SET EXERCISE: Using the listing below, please gather every line containing the word "close".
──────── DATASET
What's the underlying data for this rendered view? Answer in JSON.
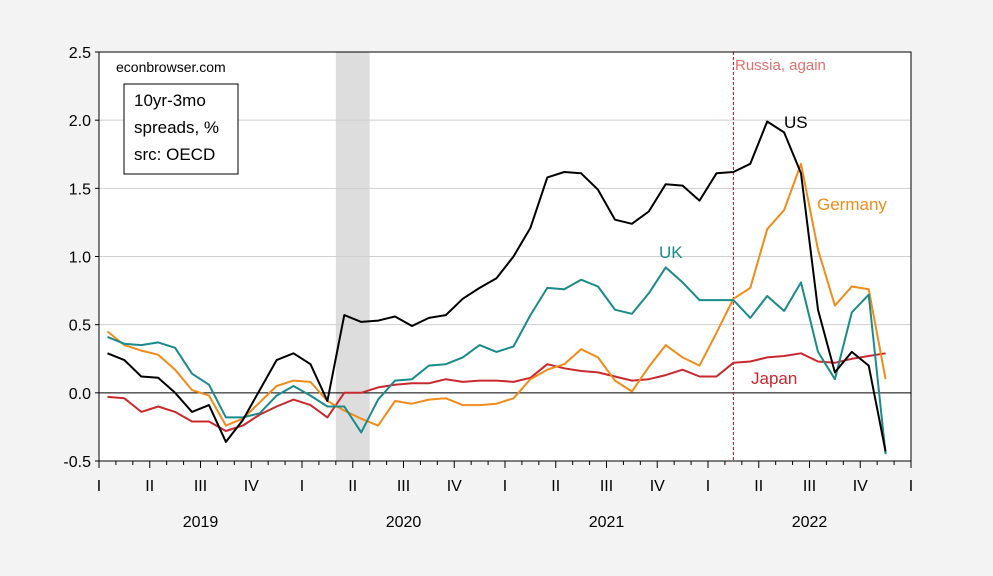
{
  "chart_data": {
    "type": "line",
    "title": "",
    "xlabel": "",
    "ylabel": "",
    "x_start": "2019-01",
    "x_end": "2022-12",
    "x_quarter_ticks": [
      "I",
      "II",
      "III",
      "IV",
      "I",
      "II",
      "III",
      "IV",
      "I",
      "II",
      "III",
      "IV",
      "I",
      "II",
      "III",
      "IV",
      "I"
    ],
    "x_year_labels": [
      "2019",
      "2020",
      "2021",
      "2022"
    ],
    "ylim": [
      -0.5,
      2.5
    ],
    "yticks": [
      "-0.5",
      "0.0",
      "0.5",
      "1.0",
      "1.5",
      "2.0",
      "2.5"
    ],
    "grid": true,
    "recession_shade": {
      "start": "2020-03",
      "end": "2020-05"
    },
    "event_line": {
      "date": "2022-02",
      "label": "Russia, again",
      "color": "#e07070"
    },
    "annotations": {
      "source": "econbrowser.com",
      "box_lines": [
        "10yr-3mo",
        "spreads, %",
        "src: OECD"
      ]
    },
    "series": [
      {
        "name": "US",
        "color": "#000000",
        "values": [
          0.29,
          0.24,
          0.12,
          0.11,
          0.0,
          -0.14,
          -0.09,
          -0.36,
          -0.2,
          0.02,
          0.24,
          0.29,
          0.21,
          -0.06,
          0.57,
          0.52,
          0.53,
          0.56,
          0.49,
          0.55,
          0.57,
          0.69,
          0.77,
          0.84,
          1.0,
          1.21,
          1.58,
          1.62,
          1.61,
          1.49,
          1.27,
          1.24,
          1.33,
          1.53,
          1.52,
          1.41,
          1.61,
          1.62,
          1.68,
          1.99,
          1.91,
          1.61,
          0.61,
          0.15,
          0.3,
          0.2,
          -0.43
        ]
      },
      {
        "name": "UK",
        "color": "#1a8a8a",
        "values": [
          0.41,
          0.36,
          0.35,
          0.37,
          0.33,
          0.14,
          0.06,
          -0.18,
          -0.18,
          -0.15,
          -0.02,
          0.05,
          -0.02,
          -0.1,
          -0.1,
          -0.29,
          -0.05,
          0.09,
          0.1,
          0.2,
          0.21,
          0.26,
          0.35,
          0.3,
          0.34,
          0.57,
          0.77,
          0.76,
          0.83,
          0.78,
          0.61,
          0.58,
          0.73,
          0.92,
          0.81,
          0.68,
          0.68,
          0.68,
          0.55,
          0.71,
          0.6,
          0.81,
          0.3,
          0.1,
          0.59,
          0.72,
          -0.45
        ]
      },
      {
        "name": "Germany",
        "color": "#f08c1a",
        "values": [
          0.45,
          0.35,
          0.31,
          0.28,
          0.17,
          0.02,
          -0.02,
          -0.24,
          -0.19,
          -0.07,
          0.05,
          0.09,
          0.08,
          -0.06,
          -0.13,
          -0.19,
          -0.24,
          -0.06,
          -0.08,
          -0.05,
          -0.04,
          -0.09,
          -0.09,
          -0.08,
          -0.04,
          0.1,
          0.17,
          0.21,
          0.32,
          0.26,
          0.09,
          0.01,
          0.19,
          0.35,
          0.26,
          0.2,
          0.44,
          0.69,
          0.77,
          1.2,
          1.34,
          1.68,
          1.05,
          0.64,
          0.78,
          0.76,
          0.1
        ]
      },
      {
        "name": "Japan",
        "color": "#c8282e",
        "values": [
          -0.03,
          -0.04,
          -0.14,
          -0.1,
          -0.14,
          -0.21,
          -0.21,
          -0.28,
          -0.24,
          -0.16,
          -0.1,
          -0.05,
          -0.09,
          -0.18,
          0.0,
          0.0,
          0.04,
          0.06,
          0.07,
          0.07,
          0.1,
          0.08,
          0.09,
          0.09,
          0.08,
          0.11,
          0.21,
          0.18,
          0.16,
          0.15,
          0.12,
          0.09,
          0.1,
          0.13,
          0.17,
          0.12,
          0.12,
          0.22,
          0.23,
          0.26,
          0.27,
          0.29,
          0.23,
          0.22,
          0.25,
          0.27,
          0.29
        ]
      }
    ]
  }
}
────────────────
──────── DATASET
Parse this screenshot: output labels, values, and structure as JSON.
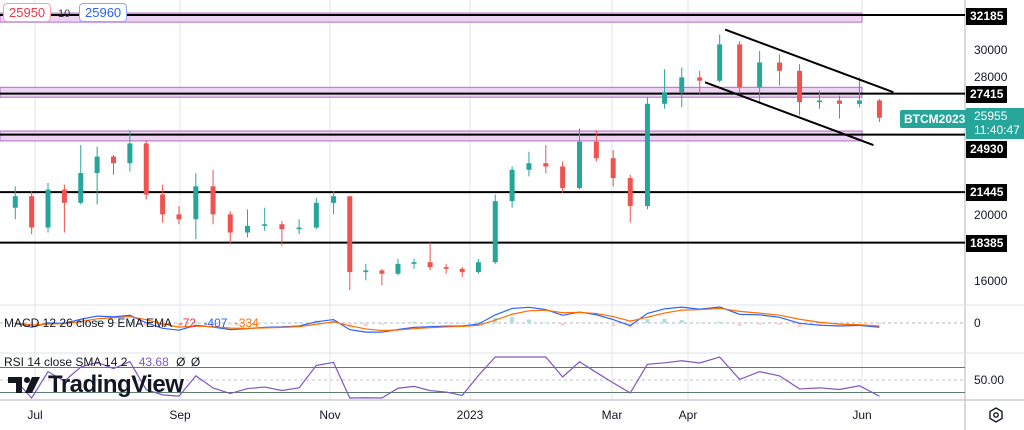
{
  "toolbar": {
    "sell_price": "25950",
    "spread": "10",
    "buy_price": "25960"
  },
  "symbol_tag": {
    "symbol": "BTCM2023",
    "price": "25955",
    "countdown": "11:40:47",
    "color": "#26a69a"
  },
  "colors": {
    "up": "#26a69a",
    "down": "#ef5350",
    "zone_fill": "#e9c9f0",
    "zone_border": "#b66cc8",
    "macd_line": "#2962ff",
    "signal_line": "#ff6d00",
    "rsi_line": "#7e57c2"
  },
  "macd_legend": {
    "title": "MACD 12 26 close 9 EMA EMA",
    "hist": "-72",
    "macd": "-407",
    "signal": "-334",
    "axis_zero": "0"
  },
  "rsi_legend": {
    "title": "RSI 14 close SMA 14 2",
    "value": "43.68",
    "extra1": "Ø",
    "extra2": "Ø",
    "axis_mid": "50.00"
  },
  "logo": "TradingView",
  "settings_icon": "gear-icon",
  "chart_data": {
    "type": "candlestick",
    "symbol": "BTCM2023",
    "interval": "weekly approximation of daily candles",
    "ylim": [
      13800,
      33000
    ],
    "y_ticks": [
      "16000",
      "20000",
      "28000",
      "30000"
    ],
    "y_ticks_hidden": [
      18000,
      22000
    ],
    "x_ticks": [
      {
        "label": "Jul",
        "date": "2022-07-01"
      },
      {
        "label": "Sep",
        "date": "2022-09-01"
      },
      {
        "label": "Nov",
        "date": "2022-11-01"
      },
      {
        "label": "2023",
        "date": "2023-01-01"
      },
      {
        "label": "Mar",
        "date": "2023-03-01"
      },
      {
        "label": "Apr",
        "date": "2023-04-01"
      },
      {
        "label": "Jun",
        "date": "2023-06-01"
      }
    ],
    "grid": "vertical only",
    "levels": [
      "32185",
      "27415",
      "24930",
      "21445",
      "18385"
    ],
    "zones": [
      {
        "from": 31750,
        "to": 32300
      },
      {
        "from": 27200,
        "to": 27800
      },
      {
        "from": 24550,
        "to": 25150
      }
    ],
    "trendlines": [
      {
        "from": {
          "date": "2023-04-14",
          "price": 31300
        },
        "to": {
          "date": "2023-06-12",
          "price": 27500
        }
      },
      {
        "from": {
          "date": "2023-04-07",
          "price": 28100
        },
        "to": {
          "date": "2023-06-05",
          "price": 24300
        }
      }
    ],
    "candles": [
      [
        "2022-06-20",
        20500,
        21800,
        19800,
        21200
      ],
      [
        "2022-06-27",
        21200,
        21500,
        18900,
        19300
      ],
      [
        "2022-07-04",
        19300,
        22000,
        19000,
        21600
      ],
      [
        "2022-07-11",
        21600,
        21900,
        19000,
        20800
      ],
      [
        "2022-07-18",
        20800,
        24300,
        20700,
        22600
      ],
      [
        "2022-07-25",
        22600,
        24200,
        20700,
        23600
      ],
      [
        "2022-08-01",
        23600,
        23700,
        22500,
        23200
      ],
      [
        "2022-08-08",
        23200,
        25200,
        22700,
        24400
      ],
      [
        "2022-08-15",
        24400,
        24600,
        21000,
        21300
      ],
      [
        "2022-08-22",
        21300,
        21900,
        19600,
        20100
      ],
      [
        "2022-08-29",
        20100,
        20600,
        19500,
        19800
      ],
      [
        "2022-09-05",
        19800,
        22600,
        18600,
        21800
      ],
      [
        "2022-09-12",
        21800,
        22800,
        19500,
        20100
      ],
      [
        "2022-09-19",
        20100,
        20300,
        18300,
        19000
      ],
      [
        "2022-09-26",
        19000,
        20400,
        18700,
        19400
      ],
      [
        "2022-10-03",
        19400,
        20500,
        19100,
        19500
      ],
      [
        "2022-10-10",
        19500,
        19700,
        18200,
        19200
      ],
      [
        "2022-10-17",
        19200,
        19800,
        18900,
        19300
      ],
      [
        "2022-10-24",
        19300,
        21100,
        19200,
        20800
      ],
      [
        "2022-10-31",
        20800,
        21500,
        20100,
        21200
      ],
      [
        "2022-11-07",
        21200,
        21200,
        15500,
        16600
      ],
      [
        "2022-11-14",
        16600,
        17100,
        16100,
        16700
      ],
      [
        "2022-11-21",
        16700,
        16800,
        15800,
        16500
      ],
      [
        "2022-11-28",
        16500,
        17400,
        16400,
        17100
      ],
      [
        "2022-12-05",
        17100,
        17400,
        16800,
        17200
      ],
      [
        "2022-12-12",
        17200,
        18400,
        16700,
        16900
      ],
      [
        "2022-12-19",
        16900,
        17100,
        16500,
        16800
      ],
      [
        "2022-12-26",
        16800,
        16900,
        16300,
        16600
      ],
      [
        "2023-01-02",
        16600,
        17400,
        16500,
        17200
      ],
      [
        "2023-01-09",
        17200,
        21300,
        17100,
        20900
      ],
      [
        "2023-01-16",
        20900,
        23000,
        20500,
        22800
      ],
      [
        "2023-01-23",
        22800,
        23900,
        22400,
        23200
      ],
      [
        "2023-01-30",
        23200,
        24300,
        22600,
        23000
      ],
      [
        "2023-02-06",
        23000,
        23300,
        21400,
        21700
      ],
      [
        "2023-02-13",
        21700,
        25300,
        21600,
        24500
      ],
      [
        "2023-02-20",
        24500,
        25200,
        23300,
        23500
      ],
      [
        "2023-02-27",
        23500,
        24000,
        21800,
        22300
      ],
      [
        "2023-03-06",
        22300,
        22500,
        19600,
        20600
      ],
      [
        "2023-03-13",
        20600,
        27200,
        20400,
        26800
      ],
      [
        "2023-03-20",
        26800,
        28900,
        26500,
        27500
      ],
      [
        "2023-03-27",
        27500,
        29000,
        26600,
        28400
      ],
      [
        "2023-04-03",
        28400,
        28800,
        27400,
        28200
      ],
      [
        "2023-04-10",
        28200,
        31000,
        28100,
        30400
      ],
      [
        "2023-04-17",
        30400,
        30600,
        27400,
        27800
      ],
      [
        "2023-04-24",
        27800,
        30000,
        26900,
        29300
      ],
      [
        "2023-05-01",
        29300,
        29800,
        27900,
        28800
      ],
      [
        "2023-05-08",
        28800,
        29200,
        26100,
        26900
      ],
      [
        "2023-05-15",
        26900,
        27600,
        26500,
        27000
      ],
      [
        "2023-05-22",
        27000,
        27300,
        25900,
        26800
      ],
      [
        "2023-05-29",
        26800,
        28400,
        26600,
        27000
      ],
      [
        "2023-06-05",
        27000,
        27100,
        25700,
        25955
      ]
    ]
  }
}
────────────────
WRITTEN SOLUTION:
    "title": "MACD 12 26 close 9 EMA EMA",
    "title": "RSI 14 close SMA 14 2",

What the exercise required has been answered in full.